■ Work to complete:
Your task is to copy every line of this material exactly.

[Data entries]
########################################
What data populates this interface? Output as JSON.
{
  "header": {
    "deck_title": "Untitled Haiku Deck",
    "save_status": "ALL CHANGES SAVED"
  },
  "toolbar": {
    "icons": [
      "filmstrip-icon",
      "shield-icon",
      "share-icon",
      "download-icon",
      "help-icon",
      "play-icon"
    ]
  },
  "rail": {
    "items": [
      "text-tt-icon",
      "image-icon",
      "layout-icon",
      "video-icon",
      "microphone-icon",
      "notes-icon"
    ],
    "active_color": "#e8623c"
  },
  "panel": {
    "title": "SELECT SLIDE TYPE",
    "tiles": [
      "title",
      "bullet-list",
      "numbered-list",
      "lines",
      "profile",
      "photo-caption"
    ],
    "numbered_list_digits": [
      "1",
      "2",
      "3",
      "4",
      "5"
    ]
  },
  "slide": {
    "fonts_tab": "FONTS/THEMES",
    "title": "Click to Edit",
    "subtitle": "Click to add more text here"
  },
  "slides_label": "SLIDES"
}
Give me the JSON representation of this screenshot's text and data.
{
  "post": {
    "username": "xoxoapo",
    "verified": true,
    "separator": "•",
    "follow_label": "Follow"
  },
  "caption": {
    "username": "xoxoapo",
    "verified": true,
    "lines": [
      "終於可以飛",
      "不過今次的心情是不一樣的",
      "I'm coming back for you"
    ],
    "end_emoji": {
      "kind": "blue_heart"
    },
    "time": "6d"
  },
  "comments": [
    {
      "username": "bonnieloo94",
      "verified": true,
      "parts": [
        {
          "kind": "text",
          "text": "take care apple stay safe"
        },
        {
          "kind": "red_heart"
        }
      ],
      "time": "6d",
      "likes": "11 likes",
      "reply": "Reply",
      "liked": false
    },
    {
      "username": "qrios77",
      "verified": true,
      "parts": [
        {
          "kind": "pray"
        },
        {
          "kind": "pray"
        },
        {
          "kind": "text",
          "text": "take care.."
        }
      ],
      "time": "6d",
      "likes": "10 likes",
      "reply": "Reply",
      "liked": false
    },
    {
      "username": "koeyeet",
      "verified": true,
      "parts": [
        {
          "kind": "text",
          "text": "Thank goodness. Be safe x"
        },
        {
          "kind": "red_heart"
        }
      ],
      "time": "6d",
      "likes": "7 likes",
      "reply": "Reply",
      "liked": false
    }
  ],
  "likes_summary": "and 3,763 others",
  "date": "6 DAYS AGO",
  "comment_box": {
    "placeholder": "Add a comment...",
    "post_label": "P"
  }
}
########################################
■ Response for this exercise:
What data populates this interface? Output as JSON.
{
  "header": {
    "deck_title": "Untitled Haiku Deck",
    "save_status": "ALL CHANGES SAVED"
  },
  "toolbar": {
    "icons": [
      "filmstrip-icon",
      "shield-icon",
      "share-icon",
      "download-icon",
      "help-icon",
      "play-icon"
    ]
  },
  "rail": {
    "items": [
      "text-tt-icon",
      "image-icon",
      "layout-icon",
      "video-icon",
      "microphone-icon",
      "notes-icon"
    ],
    "active_color": "#e8623c"
  },
  "panel": {
    "title": "SELECT SLIDE TYPE",
    "tiles": [
      "title",
      "bullet-list",
      "numbered-list",
      "lines",
      "profile",
      "photo-caption"
    ],
    "numbered_list_digits": [
      "1",
      "2",
      "3",
      "4",
      "5"
    ]
  },
  "slide": {
    "fonts_tab": "FONTS/THEMES",
    "title": "Click to Edit",
    "subtitle": "Click to add more text here"
  },
  "slides_label": "SLIDES"
}
Give me the JSON representation of this screenshot's text and data.
{
  "post": {
    "username": "xoxoapo",
    "verified": true,
    "separator": "•",
    "follow_label": "Follow"
  },
  "caption": {
    "username": "xoxoapo",
    "verified": true,
    "lines": [
      "終於可以飛",
      "不過今次的心情是不一樣的",
      "I'm coming back for you"
    ],
    "end_emoji": {
      "kind": "blue_heart"
    },
    "time": "6d"
  },
  "comments": [
    {
      "username": "bonnieloo94",
      "verified": true,
      "parts": [
        {
          "kind": "text",
          "text": "take care apple stay safe"
        },
        {
          "kind": "red_heart"
        }
      ],
      "time": "6d",
      "likes": "11 likes",
      "reply": "Reply",
      "liked": false
    },
    {
      "username": "qrios77",
      "verified": true,
      "parts": [
        {
          "kind": "pray"
        },
        {
          "kind": "pray"
        },
        {
          "kind": "text",
          "text": "take care.."
        }
      ],
      "time": "6d",
      "likes": "10 likes",
      "reply": "Reply",
      "liked": false
    },
    {
      "username": "koeyeet",
      "verified": true,
      "parts": [
        {
          "kind": "text",
          "text": "Thank goodness. Be safe x"
        },
        {
          "kind": "red_heart"
        }
      ],
      "time": "6d",
      "likes": "7 likes",
      "reply": "Reply",
      "liked": false
    }
  ],
  "likes_summary": "and 3,763 others",
  "date": "6 DAYS AGO",
  "comment_box": {
    "placeholder": "Add a comment...",
    "post_label": "P"
  }
}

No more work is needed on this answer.